Collection entries
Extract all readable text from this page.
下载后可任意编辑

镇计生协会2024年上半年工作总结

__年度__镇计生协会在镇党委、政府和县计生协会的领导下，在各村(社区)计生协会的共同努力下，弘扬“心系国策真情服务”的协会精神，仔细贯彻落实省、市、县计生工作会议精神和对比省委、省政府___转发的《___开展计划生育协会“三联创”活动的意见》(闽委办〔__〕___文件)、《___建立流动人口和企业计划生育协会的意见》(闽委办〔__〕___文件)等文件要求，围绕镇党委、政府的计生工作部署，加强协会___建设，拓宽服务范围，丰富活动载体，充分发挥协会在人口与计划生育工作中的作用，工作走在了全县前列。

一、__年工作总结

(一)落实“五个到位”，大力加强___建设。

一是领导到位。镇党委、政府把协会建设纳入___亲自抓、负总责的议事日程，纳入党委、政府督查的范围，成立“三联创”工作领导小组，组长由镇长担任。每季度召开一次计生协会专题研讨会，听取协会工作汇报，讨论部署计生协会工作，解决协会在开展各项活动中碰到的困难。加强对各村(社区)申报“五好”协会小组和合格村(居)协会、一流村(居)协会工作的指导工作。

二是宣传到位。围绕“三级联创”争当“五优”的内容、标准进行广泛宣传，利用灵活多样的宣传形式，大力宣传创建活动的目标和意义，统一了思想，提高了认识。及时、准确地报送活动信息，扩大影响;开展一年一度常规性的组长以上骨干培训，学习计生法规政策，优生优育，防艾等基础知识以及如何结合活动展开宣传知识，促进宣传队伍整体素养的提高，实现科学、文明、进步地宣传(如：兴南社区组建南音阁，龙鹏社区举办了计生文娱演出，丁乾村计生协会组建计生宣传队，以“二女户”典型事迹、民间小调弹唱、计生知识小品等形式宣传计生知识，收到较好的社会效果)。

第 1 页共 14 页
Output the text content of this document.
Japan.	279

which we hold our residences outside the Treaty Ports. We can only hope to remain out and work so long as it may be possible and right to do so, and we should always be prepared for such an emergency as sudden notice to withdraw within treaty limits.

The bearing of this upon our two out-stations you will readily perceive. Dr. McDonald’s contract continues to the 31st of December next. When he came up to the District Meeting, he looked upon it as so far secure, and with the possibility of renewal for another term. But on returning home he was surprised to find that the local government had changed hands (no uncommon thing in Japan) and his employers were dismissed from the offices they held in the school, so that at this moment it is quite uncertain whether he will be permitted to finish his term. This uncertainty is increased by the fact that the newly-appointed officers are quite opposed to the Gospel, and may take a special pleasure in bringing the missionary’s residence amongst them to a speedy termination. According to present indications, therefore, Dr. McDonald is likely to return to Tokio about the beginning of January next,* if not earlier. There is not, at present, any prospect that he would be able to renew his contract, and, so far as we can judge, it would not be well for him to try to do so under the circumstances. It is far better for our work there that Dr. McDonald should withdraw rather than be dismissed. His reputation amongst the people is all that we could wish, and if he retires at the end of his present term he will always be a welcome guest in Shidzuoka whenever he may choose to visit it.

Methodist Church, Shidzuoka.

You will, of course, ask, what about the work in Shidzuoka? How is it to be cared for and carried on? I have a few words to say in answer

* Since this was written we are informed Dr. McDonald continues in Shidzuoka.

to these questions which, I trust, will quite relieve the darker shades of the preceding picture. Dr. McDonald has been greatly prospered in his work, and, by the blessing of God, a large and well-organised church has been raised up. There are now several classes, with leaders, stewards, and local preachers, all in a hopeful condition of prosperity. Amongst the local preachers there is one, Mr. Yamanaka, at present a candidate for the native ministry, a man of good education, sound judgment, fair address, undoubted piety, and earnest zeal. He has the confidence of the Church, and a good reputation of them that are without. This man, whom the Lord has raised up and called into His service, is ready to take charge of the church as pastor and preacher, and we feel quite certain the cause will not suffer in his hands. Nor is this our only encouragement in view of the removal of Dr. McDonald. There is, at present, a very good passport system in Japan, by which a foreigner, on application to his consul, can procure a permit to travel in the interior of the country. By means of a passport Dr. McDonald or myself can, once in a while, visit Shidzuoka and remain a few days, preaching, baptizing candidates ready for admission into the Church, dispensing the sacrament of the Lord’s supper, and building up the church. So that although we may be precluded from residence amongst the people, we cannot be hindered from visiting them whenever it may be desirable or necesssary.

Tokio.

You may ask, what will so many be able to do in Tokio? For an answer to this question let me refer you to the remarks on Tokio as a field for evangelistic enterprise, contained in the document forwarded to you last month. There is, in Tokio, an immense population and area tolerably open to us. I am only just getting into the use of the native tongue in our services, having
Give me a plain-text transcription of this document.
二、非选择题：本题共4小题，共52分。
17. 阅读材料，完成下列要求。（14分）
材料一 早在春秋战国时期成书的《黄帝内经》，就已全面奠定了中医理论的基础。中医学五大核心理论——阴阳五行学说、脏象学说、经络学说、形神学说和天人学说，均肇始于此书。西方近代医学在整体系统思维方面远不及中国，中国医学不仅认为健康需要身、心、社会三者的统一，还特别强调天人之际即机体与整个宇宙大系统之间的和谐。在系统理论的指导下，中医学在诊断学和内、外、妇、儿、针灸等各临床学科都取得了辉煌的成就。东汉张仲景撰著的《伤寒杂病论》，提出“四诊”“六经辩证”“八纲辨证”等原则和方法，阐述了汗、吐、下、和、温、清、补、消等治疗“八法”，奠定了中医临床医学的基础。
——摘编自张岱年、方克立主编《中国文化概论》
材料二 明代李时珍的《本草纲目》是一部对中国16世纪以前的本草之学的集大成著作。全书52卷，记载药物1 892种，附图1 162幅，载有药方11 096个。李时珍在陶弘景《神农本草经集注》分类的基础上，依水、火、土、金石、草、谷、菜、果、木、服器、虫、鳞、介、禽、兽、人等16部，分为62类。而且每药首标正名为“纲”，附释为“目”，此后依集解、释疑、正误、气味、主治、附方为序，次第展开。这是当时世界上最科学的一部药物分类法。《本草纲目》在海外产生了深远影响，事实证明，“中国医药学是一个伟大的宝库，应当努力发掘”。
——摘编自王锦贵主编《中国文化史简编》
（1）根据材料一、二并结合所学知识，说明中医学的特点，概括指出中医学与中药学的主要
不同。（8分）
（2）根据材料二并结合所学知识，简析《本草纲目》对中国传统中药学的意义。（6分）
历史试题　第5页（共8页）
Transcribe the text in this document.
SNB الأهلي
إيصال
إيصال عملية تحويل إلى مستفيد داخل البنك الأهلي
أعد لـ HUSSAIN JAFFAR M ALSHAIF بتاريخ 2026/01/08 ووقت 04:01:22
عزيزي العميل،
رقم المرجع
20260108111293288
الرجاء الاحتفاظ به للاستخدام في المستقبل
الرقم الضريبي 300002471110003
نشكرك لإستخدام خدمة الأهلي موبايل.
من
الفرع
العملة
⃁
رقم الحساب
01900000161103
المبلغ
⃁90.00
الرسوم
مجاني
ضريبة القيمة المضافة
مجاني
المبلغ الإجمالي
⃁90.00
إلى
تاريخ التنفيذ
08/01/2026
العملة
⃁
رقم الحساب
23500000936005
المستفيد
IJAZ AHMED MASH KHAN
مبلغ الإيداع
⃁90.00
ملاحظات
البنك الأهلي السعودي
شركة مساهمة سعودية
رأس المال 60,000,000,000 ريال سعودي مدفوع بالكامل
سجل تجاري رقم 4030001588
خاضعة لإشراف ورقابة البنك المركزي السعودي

TASK BRIEF:
In the material above, find each line that contains the word "answer", and select it.

WRITTEN SOLUTION:
You will, of course, ask, what about the work in Shidzuoka? How is it to be cared for and carried on? I have a few words to say in answer
You may ask, what will so many be able to do in Tokio? For an answer to this question let me refer you to the remarks on Tokio as a field for evangelistic enterprise, contained in the document forwarded to you last month. There is, in Tokio, an immense population and area tolerably open to us. I am only just getting into the use of the native tongue in our services, having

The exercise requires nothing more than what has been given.